__Exercise task__
From the entries below, please gather each line containing the string "Seniors".

Records from a collection of figures
◆ ◆ ◆ ◆
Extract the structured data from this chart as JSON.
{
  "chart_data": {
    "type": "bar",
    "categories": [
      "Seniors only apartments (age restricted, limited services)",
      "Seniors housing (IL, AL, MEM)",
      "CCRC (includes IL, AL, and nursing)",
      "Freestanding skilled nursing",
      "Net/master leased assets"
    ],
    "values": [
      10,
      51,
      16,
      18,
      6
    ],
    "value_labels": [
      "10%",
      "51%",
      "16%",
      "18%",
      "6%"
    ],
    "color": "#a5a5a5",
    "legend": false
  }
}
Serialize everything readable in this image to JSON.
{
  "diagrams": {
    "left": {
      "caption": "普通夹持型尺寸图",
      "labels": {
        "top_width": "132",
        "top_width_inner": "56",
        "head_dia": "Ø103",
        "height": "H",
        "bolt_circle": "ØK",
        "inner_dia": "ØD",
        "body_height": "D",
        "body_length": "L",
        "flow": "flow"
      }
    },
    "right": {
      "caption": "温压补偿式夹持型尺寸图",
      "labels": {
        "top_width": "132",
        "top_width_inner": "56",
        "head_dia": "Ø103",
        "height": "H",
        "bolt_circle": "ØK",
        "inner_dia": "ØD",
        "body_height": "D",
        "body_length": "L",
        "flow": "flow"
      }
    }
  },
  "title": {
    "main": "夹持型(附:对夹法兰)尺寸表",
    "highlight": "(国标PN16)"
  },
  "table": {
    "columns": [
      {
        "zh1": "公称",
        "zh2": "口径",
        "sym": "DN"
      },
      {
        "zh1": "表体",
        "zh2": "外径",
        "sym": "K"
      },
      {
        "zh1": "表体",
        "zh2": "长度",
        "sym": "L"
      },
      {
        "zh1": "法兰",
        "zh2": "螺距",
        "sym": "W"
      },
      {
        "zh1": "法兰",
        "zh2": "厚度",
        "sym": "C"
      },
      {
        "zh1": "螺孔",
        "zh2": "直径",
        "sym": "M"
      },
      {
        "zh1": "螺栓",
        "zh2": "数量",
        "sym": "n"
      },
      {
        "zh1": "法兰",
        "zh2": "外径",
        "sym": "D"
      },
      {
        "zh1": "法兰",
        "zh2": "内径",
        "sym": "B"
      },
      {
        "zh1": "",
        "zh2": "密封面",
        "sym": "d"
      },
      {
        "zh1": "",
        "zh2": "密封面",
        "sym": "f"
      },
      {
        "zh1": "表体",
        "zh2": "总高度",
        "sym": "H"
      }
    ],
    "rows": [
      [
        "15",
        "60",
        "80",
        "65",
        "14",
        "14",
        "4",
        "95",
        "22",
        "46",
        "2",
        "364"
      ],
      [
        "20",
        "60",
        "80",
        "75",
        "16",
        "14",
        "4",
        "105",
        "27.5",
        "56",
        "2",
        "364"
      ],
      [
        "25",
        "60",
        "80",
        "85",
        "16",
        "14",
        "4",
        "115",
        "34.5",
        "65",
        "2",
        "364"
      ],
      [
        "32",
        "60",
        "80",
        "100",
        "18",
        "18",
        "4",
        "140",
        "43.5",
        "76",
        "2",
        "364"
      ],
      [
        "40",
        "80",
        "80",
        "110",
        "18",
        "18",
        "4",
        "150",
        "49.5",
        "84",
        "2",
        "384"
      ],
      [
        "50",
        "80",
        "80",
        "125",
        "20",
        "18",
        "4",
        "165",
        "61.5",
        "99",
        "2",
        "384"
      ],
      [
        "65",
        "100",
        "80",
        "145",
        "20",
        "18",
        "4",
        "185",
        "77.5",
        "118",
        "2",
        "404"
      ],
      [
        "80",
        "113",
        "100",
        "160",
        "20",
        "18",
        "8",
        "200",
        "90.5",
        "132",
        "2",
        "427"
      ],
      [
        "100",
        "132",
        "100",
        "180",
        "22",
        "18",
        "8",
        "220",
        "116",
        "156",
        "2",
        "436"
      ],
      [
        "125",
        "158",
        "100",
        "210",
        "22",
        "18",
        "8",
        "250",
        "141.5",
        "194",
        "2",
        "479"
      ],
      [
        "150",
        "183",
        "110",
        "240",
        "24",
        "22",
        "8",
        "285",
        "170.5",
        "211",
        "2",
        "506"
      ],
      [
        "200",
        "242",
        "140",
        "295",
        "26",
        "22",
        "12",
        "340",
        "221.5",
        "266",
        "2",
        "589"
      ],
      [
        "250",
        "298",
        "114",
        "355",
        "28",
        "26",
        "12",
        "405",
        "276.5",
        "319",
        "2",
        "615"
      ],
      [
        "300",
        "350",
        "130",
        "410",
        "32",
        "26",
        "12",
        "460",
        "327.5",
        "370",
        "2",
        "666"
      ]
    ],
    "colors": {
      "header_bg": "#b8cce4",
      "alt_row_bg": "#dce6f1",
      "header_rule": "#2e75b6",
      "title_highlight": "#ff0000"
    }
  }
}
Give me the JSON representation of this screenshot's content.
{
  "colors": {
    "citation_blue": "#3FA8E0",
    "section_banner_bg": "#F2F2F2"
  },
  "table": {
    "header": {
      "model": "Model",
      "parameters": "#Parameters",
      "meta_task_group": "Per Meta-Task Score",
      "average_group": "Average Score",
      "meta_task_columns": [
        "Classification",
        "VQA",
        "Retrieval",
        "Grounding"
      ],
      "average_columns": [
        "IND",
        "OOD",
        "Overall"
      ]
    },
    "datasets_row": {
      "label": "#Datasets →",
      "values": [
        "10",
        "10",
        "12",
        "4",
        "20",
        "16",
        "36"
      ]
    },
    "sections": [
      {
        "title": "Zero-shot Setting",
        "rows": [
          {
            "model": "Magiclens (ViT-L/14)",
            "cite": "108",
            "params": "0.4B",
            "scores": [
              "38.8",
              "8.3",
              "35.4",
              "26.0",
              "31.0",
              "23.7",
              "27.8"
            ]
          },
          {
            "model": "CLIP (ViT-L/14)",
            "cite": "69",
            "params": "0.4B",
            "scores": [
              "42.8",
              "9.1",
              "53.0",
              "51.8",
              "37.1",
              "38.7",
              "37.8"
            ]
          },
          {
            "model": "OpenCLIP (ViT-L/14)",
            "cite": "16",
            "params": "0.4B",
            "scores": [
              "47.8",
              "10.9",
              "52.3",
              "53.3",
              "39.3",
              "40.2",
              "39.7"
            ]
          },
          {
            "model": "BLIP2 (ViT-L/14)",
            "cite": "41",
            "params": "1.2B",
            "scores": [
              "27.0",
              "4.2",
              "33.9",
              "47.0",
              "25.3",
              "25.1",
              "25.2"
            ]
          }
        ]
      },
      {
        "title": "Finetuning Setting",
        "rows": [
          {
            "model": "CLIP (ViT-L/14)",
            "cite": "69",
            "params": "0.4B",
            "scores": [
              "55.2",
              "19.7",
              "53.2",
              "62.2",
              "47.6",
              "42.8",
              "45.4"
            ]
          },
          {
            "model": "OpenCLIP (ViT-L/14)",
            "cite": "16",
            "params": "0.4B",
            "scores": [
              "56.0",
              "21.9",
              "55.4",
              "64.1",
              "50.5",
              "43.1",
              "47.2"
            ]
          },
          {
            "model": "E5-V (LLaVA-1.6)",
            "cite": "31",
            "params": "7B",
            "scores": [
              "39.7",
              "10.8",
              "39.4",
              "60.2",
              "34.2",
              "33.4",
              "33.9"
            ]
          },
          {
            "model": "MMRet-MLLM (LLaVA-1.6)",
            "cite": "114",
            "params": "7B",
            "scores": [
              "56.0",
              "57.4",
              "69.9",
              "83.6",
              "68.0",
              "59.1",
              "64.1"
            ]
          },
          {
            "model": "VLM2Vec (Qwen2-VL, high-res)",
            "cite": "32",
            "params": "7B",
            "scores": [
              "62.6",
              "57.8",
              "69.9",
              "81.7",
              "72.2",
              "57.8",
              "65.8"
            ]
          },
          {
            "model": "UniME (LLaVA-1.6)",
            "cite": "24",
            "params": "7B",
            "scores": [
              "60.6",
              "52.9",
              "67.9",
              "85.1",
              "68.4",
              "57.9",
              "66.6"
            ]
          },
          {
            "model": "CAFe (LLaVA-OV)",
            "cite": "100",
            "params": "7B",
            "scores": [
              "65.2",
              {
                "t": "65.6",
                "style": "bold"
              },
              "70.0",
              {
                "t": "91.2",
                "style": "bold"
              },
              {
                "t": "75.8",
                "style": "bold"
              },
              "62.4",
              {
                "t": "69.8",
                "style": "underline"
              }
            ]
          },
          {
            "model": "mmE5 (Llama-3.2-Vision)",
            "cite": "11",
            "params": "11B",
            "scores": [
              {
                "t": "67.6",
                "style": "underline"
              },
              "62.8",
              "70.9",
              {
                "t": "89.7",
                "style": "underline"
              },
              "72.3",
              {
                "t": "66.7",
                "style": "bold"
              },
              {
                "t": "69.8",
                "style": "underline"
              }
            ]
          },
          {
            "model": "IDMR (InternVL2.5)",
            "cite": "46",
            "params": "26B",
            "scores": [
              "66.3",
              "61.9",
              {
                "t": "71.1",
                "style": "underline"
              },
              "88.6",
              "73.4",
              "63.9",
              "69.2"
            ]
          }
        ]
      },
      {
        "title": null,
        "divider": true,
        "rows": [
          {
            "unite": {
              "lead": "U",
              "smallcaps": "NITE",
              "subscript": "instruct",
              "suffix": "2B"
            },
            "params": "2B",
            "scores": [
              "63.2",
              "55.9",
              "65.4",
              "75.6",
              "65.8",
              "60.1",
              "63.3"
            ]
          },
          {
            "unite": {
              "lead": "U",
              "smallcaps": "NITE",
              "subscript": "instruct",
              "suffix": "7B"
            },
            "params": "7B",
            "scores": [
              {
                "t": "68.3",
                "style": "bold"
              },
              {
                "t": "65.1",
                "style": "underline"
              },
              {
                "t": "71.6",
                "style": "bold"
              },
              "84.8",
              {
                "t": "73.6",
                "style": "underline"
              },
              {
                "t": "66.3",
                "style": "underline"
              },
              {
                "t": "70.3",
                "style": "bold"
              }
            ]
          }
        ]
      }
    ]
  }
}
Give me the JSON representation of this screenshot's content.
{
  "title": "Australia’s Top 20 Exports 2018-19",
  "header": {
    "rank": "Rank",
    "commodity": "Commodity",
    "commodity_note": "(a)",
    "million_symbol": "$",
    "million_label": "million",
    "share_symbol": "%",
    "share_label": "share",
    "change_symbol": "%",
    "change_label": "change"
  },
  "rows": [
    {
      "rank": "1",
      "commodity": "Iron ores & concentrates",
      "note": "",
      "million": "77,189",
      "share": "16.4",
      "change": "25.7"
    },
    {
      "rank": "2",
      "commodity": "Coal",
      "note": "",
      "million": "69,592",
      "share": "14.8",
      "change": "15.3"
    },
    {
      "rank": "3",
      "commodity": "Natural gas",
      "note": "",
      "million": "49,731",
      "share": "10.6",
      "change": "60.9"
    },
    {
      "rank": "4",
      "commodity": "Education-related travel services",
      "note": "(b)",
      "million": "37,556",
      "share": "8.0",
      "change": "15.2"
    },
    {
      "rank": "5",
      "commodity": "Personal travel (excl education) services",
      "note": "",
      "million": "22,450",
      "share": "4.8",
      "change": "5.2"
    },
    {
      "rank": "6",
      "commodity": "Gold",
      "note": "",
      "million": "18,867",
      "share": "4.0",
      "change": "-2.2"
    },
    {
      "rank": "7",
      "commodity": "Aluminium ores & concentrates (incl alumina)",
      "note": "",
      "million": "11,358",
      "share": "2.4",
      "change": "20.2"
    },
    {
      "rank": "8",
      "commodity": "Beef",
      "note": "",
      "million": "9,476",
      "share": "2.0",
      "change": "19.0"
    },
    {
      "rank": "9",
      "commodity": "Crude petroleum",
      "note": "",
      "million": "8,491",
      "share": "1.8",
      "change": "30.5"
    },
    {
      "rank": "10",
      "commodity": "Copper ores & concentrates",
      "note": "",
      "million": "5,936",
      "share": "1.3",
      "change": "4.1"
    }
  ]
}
◆ ◆ ◆ ◆
__Exercise answer__
      "Seniors only apartments (age restricted, limited services)",
      "Seniors housing (IL, AL, MEM)",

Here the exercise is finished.